INPUT ROWS ::
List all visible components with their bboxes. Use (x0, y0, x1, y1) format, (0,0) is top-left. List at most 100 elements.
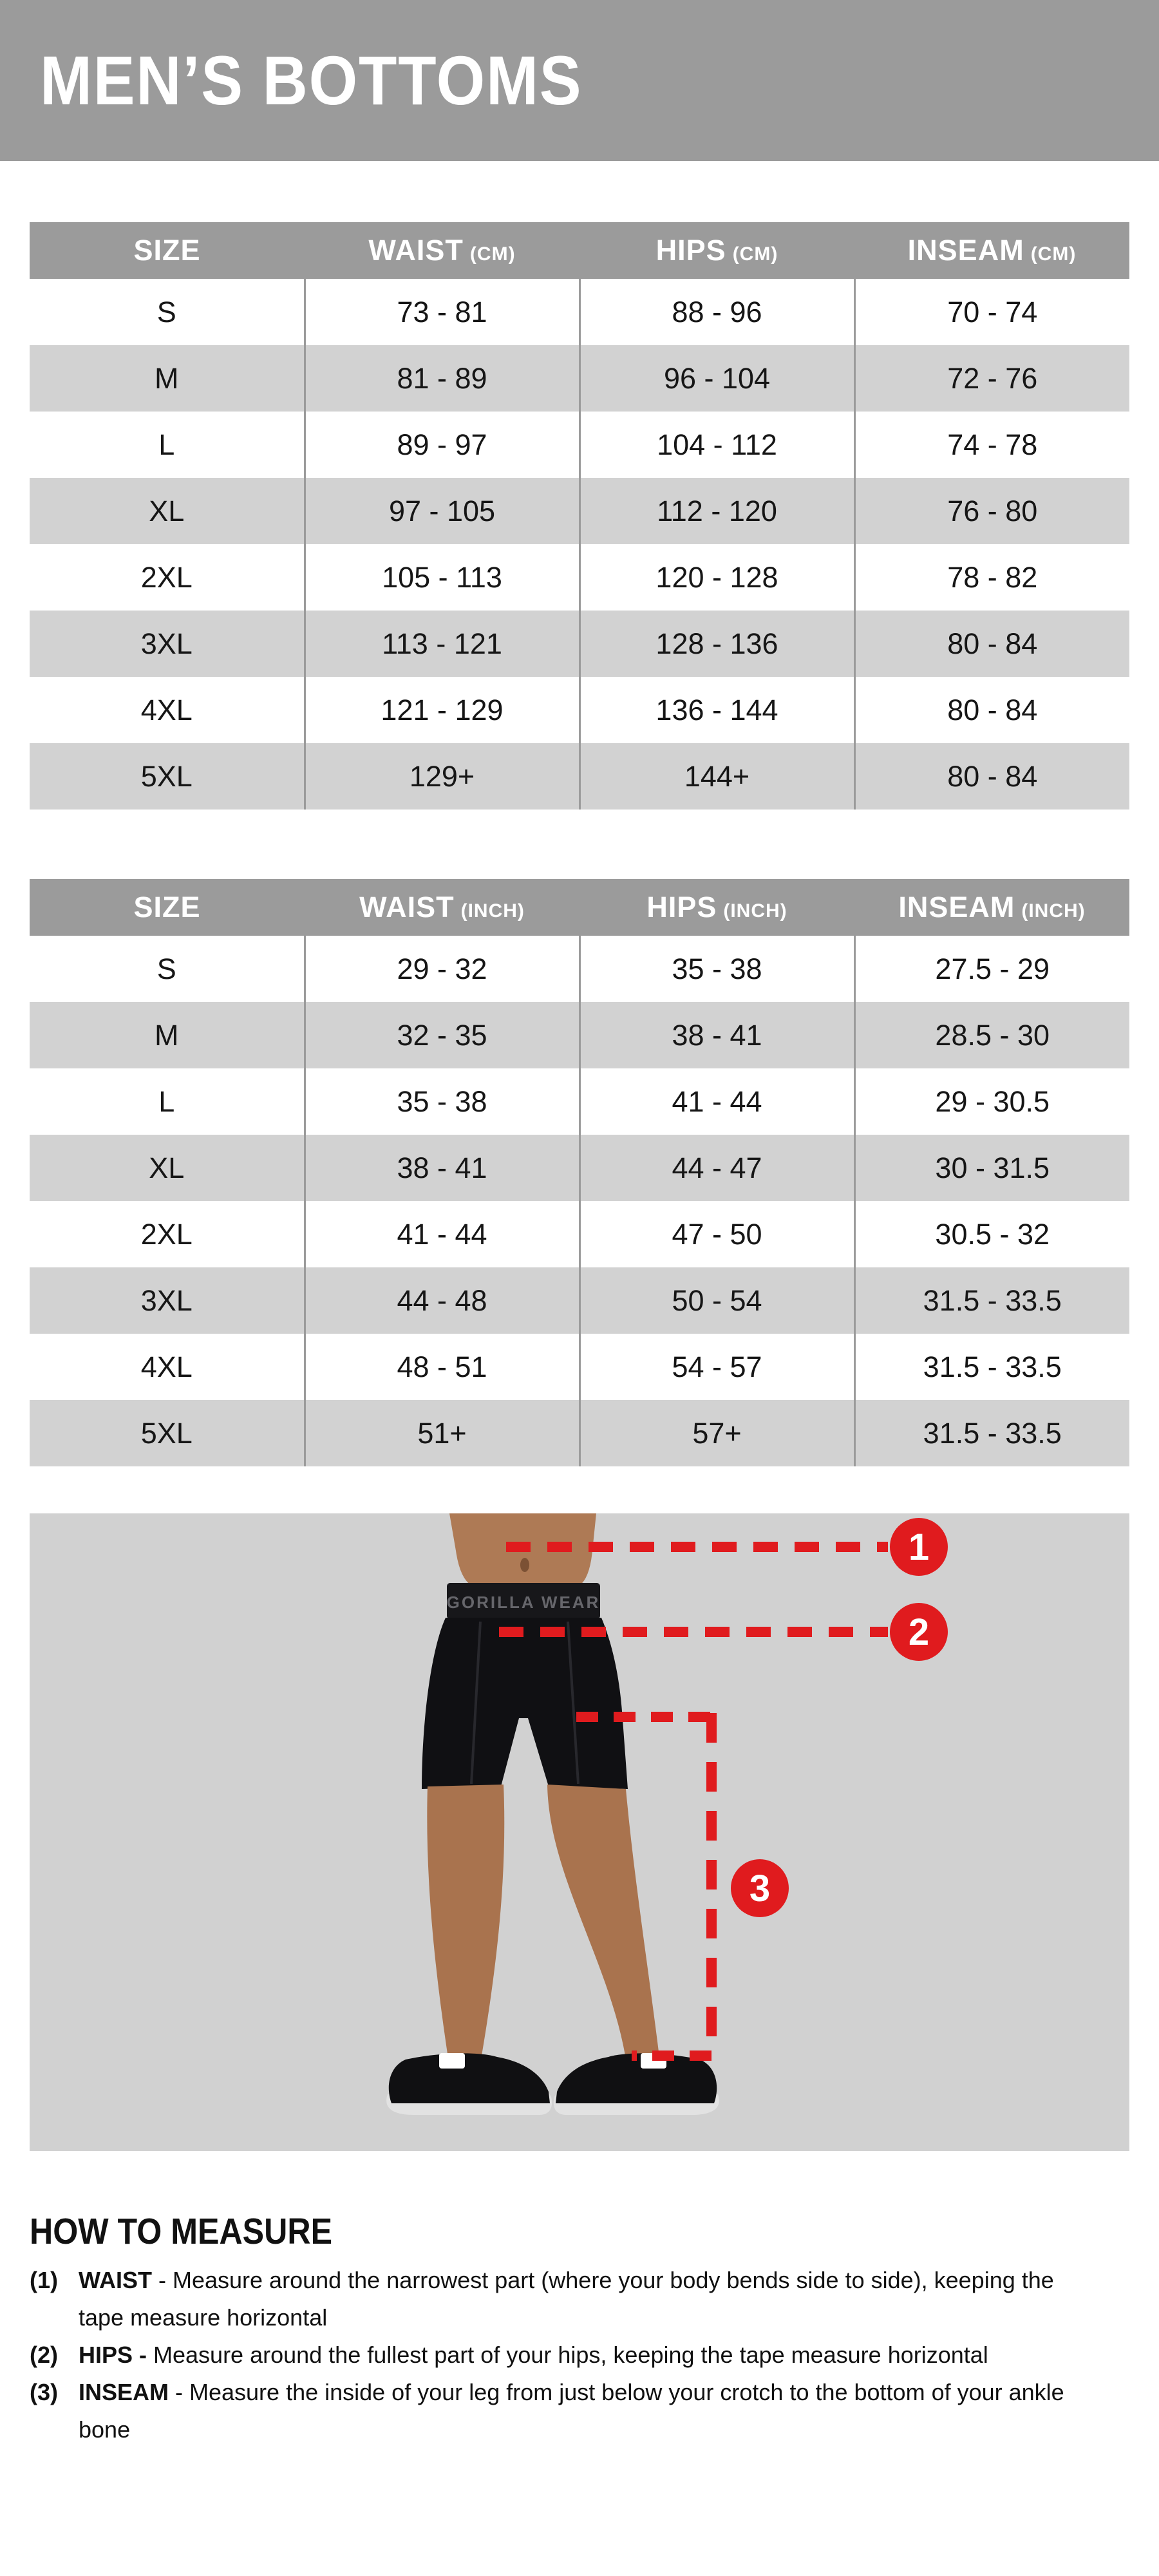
item-description: - Measure the inside of your leg from ju… (79, 2379, 1064, 2443)
table-cell: 32 - 35 (303, 1002, 580, 1068)
column-unit: (CM) (1030, 243, 1077, 265)
column-header: WAIST (INCH) (305, 879, 580, 936)
table-cell: 89 - 97 (303, 412, 580, 478)
table-cell: 96 - 104 (578, 345, 854, 412)
table-cell: 35 - 38 (303, 1068, 580, 1135)
shorts-waistband (447, 1583, 600, 1619)
table-cell: 104 - 112 (578, 412, 854, 478)
table-cell: 2XL (140, 1217, 193, 1251)
table-cell: 129+ (303, 743, 580, 810)
table-row: M 81 - 89 96 - 104 72 - 76 (30, 345, 1129, 412)
table-cell: 31.5 - 33.5 (853, 1400, 1129, 1466)
table-cell: 128 - 136 (578, 611, 854, 677)
table-cell: 144+ (578, 743, 854, 810)
page-title: MEN’S BOTTOMS (40, 41, 583, 119)
table-cell: L (158, 428, 175, 461)
table-cell: 112 - 120 (578, 478, 854, 544)
column-label: HIPS (646, 891, 717, 923)
table-header-row: SIZE WAIST (CM) HIPS (CM) INSEAM (CM) (30, 222, 1129, 279)
column-unit: (CM) (469, 243, 516, 265)
item-description: - Measure around the narrowest part (whe… (79, 2267, 1054, 2331)
table-cell: 38 - 41 (303, 1135, 580, 1201)
column-header: HIPS (INCH) (580, 879, 854, 936)
table-body: S 29 - 32 35 - 38 27.5 - 29 M 32 - 35 38 - 41 2… (30, 936, 1129, 1466)
table-cell: 47 - 50 (578, 1201, 854, 1267)
measurement-figure: GORILLA WEAR (30, 1513, 1129, 2151)
measurement-illustration: GORILLA WEAR (386, 1513, 948, 2115)
table-cell: 97 - 105 (303, 478, 580, 544)
table-cell: 27.5 - 29 (853, 936, 1129, 1002)
table-cell: S (156, 295, 176, 328)
table-cell: 113 - 121 (303, 611, 580, 677)
column-unit: (INCH) (460, 900, 525, 922)
column-unit: (INCH) (1021, 900, 1086, 922)
table-cell: 88 - 96 (578, 279, 854, 345)
measure-item-waist: (1) WAIST - Measure around the narrowest… (30, 2262, 1086, 2336)
right-shoe (553, 2053, 719, 2115)
item-number: (1) (30, 2267, 58, 2293)
table-row: XL 38 - 41 44 - 47 30 - 31.5 (30, 1135, 1129, 1201)
model-navel (520, 1558, 529, 1572)
table-cell: 76 - 80 (853, 478, 1129, 544)
table-row: 5XL 51+ 57+ 31.5 - 33.5 (30, 1400, 1129, 1466)
model-left-leg (427, 1785, 505, 2058)
marker-1: 1 (890, 1518, 948, 1576)
column-label: INSEAM (907, 234, 1024, 267)
item-text: HIPS - Measure around the fullest part o… (79, 2336, 1083, 2374)
table-cell: 44 - 48 (303, 1267, 580, 1334)
measurement-markers: 1 2 3 (731, 1518, 948, 1917)
table-row: S 73 - 81 88 - 96 70 - 74 (30, 279, 1129, 345)
marker-2: 2 (890, 1603, 948, 1661)
column-label: WAIST (359, 891, 455, 923)
measure-item-inseam: (3) INSEAM - Measure the inside of your … (30, 2374, 1086, 2448)
marker-3: 3 (731, 1859, 789, 1917)
item-number: (3) (30, 2379, 58, 2405)
table-body: S 73 - 81 88 - 96 70 - 74 M 81 - 89 96 - 104 72… (30, 279, 1129, 810)
left-shoe (386, 2053, 552, 2115)
table-row: M 32 - 35 38 - 41 28.5 - 30 (30, 1002, 1129, 1068)
table-cell: M (155, 1018, 179, 1052)
column-label: INSEAM (898, 891, 1015, 923)
table-header-row: SIZE WAIST (INCH) HIPS (INCH) INSEAM (INCH) (30, 879, 1129, 936)
size-table-cm: SIZE WAIST (CM) HIPS (CM) INSEAM (CM) S 73 - 81… (30, 222, 1129, 810)
column-header: SIZE (30, 879, 305, 936)
item-description: Measure around the fullest part of your … (147, 2342, 988, 2368)
table-cell: 5XL (140, 1416, 193, 1450)
column-unit: (INCH) (723, 900, 787, 922)
table-cell: 72 - 76 (853, 345, 1129, 412)
column-label: SIZE (133, 234, 201, 267)
table-cell: 30 - 31.5 (853, 1135, 1129, 1201)
table-cell: 78 - 82 (853, 544, 1129, 611)
table-cell: 38 - 41 (578, 1002, 854, 1068)
item-term: WAIST (79, 2267, 152, 2293)
marker-3-number: 3 (749, 1868, 770, 1909)
table-row: 2XL 105 - 113 120 - 128 78 - 82 (30, 544, 1129, 611)
table-row: 5XL 129+ 144+ 80 - 84 (30, 743, 1129, 810)
table-cell: 28.5 - 30 (853, 1002, 1129, 1068)
column-header: HIPS (CM) (580, 222, 854, 279)
table-cell: XL (149, 494, 185, 527)
table-cell: 70 - 74 (853, 279, 1129, 345)
table-row: 4XL 121 - 129 136 - 144 80 - 84 (30, 677, 1129, 743)
item-term: INSEAM (79, 2379, 169, 2405)
table-cell: 31.5 - 33.5 (853, 1334, 1129, 1400)
table-cell: 29 - 30.5 (853, 1068, 1129, 1135)
table-cell: 4XL (140, 1350, 193, 1383)
waistband-brand-text: GORILLA WEAR (447, 1593, 601, 1612)
table-row: L 35 - 38 41 - 44 29 - 30.5 (30, 1068, 1129, 1135)
table-cell: 2XL (140, 560, 193, 594)
table-cell: S (156, 952, 176, 985)
column-label: WAIST (368, 234, 464, 267)
table-row: L 89 - 97 104 - 112 74 - 78 (30, 412, 1129, 478)
table-row: 2XL 41 - 44 47 - 50 30.5 - 32 (30, 1201, 1129, 1267)
table-cell: 48 - 51 (303, 1334, 580, 1400)
model-figure: GORILLA WEAR (386, 1513, 719, 2115)
model-shorts (422, 1618, 628, 1789)
measure-list: (1) WAIST - Measure around the narrowest… (30, 2262, 1086, 2448)
table-row: S 29 - 32 35 - 38 27.5 - 29 (30, 936, 1129, 1002)
table-cell: 51+ (303, 1400, 580, 1466)
table-cell: 80 - 84 (853, 743, 1129, 810)
column-label: HIPS (655, 234, 726, 267)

SHORT EXERCISE ::
Write out the part of the items above that opens with the line containing "item-description: - Measure the" and closes with the line containing "table-cell: 89 - 97 (303, 412, 580, 478)", both included.

SOLUTION FOR THIS PROBLEM ::
item-description: - Measure the inside of your leg from ju… (79, 2379, 1064, 2443)
table-cell: 32 - 35 (303, 1002, 580, 1068)
column-unit: (CM) (1030, 243, 1077, 265)
column-header: WAIST (INCH) (305, 879, 580, 936)
table-cell: 89 - 97 (303, 412, 580, 478)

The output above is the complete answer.